What you are asked to do:
Please write out the material that follows, exactly as it stands.

-- Begin Material provided --

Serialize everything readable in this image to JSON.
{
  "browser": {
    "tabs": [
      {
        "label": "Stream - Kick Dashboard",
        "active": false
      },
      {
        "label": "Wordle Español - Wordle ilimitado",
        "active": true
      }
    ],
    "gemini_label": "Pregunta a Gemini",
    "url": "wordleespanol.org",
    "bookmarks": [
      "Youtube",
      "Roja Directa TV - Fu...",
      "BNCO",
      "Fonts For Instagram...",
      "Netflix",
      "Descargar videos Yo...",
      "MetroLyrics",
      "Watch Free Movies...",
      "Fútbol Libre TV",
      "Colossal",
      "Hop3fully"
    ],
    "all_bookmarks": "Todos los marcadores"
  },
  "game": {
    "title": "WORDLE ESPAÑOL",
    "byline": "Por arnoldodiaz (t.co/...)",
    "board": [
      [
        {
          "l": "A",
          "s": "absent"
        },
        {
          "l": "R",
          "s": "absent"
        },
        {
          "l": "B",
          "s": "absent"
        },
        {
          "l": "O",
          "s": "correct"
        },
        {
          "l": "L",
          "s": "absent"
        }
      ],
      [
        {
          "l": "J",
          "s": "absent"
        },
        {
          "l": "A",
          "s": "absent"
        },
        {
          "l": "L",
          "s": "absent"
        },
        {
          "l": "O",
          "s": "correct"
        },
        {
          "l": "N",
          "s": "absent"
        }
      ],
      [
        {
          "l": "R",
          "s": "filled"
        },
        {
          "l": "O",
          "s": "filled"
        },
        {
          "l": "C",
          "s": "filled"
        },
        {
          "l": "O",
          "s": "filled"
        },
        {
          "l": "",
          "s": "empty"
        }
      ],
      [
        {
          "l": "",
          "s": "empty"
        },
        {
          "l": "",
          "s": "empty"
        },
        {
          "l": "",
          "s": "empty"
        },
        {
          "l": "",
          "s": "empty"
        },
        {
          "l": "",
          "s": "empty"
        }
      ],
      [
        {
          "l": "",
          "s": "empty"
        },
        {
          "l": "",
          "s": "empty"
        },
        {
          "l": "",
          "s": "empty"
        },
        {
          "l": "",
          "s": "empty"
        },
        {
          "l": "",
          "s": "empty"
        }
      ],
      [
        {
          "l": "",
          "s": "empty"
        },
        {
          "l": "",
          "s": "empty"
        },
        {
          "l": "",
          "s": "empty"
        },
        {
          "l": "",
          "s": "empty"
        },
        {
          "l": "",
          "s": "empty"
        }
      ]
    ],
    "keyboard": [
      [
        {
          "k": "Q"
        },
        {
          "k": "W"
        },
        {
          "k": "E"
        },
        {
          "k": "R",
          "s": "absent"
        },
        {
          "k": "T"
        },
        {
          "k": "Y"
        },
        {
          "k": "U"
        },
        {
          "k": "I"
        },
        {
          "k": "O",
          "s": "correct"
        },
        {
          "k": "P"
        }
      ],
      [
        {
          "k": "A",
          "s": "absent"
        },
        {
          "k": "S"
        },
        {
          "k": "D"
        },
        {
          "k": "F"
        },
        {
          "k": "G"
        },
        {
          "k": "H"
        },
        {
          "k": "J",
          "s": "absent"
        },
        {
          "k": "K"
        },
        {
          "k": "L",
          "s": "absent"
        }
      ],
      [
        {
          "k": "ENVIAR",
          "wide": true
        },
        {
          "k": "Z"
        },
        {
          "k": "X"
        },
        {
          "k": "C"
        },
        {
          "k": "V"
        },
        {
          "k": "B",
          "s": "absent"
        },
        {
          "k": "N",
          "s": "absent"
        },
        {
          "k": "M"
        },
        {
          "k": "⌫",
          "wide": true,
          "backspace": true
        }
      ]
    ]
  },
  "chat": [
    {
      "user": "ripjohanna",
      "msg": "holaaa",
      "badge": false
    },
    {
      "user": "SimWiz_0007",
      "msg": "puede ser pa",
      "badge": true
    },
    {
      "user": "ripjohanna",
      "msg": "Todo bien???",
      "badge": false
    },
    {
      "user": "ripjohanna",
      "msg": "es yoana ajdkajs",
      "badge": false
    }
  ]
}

-- End Material provided --

Solution:
Serialize everything readable in this image to JSON.
{
  "browser": {
    "tabs": [
      {
        "label": "Stream - Kick Dashboard",
        "active": false
      },
      {
        "label": "Wordle Español - Wordle ilimitado",
        "active": true
      }
    ],
    "gemini_label": "Pregunta a Gemini",
    "url": "wordleespanol.org",
    "bookmarks": [
      "Youtube",
      "Roja Directa TV - Fu...",
      "BNCO",
      "Fonts For Instagram...",
      "Netflix",
      "Descargar videos Yo...",
      "MetroLyrics",
      "Watch Free Movies...",
      "Fútbol Libre TV",
      "Colossal",
      "Hop3fully"
    ],
    "all_bookmarks": "Todos los marcadores"
  },
  "game": {
    "title": "WORDLE ESPAÑOL",
    "byline": "Por arnoldodiaz (t.co/...)",
    "board": [
      [
        {
          "l": "A",
          "s": "absent"
        },
        {
          "l": "R",
          "s": "absent"
        },
        {
          "l": "B",
          "s": "absent"
        },
        {
          "l": "O",
          "s": "correct"
        },
        {
          "l": "L",
          "s": "absent"
        }
      ],
      [
        {
          "l": "J",
          "s": "absent"
        },
        {
          "l": "A",
          "s": "absent"
        },
        {
          "l": "L",
          "s": "absent"
        },
        {
          "l": "O",
          "s": "correct"
        },
        {
          "l": "N",
          "s": "absent"
        }
      ],
      [
        {
          "l": "R",
          "s": "filled"
        },
        {
          "l": "O",
          "s": "filled"
        },
        {
          "l": "C",
          "s": "filled"
        },
        {
          "l": "O",
          "s": "filled"
        },
        {
          "l": "",
          "s": "empty"
        }
      ],
      [
        {
          "l": "",
          "s": "empty"
        },
        {
          "l": "",
          "s": "empty"
        },
        {
          "l": "",
          "s": "empty"
        },
        {
          "l": "",
          "s": "empty"
        },
        {
          "l": "",
          "s": "empty"
        }
      ],
      [
        {
          "l": "",
          "s": "empty"
        },
        {
          "l": "",
          "s": "empty"
        },
        {
          "l": "",
          "s": "empty"
        },
        {
          "l": "",
          "s": "empty"
        },
        {
          "l": "",
          "s": "empty"
        }
      ],
      [
        {
          "l": "",
          "s": "empty"
        },
        {
          "l": "",
          "s": "empty"
        },
        {
          "l": "",
          "s": "empty"
        },
        {
          "l": "",
          "s": "empty"
        },
        {
          "l": "",
          "s": "empty"
        }
      ]
    ],
    "keyboard": [
      [
        {
          "k": "Q"
        },
        {
          "k": "W"
        },
        {
          "k": "E"
        },
        {
          "k": "R",
          "s": "absent"
        },
        {
          "k": "T"
        },
        {
          "k": "Y"
        },
        {
          "k": "U"
        },
        {
          "k": "I"
        },
        {
          "k": "O",
          "s": "correct"
        },
        {
          "k": "P"
        }
      ],
      [
        {
          "k": "A",
          "s": "absent"
        },
        {
          "k": "S"
        },
        {
          "k": "D"
        },
        {
          "k": "F"
        },
        {
          "k": "G"
        },
        {
          "k": "H"
        },
        {
          "k": "J",
          "s": "absent"
        },
        {
          "k": "K"
        },
        {
          "k": "L",
          "s": "absent"
        }
      ],
      [
        {
          "k": "ENVIAR",
          "wide": true
        },
        {
          "k": "Z"
        },
        {
          "k": "X"
        },
        {
          "k": "C"
        },
        {
          "k": "V"
        },
        {
          "k": "B",
          "s": "absent"
        },
        {
          "k": "N",
          "s": "absent"
        },
        {
          "k": "M"
        },
        {
          "k": "⌫",
          "wide": true,
          "backspace": true
        }
      ]
    ]
  },
  "chat": [
    {
      "user": "ripjohanna",
      "msg": "holaaa",
      "badge": false
    },
    {
      "user": "SimWiz_0007",
      "msg": "puede ser pa",
      "badge": true
    },
    {
      "user": "ripjohanna",
      "msg": "Todo bien???",
      "badge": false
    },
    {
      "user": "ripjohanna",
      "msg": "es yoana ajdkajs",
      "badge": false
    }
  ]
}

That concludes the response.